CHALLENGE: Give the number of lines that include the word "改变类型", nothing more.

- - - - -

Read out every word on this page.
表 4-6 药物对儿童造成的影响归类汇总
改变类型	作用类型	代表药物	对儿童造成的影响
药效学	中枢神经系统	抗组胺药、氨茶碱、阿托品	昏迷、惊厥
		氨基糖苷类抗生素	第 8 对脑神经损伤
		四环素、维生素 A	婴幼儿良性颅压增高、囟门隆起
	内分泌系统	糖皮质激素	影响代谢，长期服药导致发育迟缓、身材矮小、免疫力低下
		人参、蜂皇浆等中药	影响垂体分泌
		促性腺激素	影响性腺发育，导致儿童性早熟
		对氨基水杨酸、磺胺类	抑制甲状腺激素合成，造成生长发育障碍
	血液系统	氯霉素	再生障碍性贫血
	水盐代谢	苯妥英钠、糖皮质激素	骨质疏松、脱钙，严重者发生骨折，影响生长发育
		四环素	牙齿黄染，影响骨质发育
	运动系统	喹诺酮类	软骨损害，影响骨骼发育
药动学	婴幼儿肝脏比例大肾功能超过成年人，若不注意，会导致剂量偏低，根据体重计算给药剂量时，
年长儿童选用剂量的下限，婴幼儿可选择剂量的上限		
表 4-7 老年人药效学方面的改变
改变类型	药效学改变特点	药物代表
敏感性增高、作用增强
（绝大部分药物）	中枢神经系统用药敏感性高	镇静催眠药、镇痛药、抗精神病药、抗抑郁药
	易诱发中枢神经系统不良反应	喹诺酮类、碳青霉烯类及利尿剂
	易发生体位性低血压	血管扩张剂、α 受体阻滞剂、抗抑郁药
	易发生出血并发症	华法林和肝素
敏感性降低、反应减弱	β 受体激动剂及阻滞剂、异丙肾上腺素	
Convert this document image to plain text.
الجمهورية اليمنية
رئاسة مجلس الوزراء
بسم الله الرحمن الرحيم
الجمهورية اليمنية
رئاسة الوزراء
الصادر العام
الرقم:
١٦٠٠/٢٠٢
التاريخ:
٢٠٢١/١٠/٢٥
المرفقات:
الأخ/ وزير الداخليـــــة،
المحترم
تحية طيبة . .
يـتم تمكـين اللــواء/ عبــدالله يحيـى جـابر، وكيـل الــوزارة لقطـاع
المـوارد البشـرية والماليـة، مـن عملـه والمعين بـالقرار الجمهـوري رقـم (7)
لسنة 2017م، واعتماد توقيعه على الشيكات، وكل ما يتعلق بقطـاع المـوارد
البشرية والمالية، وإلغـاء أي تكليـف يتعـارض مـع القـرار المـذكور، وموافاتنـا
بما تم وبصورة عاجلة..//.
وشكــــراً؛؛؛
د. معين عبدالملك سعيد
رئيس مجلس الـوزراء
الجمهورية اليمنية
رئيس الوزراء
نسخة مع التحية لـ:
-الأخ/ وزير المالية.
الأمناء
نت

- - - - -

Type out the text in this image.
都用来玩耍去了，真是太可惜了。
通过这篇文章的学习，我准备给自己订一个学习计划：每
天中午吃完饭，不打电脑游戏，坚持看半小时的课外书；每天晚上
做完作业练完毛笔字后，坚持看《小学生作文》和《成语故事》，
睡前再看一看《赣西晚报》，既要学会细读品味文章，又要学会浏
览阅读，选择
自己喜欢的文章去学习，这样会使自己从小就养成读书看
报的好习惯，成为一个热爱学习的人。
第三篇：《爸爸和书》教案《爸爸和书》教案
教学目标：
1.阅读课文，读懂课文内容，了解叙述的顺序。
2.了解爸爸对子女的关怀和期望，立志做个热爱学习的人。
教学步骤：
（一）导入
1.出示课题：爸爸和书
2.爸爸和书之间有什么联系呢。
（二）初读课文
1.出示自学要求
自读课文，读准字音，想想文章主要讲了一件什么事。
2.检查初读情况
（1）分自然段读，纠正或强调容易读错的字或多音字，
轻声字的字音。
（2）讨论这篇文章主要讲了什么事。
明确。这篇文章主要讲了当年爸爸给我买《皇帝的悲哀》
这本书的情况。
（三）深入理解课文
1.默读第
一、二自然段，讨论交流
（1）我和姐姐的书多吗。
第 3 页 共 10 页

- - - - -

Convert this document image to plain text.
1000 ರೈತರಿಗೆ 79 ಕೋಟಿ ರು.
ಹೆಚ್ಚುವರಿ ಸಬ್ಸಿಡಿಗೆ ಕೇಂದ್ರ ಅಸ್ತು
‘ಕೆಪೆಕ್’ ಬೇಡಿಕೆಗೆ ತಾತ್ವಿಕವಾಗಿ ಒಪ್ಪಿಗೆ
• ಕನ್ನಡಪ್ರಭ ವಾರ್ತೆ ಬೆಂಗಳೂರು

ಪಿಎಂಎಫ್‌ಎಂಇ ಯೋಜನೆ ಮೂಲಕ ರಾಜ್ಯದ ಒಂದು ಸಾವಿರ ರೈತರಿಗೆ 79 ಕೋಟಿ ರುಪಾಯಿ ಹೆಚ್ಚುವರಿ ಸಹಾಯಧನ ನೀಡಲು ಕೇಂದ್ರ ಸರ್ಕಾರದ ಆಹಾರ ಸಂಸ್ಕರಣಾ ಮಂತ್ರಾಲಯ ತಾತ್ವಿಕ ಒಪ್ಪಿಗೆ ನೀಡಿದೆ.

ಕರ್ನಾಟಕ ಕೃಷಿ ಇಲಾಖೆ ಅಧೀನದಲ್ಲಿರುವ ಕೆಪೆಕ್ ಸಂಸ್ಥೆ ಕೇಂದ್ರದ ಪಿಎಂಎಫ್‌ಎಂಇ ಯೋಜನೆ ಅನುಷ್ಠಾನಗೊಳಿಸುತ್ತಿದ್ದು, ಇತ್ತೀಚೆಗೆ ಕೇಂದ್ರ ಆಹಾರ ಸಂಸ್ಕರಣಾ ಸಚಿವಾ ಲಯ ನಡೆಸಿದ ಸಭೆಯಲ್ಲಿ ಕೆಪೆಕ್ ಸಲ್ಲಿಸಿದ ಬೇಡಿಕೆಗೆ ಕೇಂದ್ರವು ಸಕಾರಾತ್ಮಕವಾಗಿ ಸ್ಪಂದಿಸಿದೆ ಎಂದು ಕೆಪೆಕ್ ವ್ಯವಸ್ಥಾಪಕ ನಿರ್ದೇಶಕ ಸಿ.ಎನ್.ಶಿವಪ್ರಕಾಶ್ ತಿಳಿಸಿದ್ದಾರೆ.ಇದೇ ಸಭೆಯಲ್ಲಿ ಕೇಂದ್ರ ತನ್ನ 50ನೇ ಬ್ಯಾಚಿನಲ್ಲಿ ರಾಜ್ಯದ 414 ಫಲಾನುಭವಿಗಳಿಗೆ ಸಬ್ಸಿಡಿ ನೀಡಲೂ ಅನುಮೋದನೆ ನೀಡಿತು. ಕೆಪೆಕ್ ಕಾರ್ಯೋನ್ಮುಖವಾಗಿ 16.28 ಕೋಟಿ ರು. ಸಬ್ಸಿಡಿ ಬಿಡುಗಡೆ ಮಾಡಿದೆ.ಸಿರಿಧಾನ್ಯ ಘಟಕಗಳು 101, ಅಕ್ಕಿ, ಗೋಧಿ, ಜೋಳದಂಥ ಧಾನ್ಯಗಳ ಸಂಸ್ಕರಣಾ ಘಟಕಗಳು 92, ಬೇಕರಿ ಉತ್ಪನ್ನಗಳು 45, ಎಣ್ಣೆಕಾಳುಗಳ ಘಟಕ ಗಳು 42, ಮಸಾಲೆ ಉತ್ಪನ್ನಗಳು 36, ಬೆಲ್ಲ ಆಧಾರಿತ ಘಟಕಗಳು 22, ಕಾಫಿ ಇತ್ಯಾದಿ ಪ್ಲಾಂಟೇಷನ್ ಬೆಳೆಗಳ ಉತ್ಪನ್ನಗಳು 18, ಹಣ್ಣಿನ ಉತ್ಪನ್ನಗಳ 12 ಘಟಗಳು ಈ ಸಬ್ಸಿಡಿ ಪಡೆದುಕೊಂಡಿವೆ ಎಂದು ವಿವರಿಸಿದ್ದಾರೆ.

- - - - -

TASK OUTPUT: 2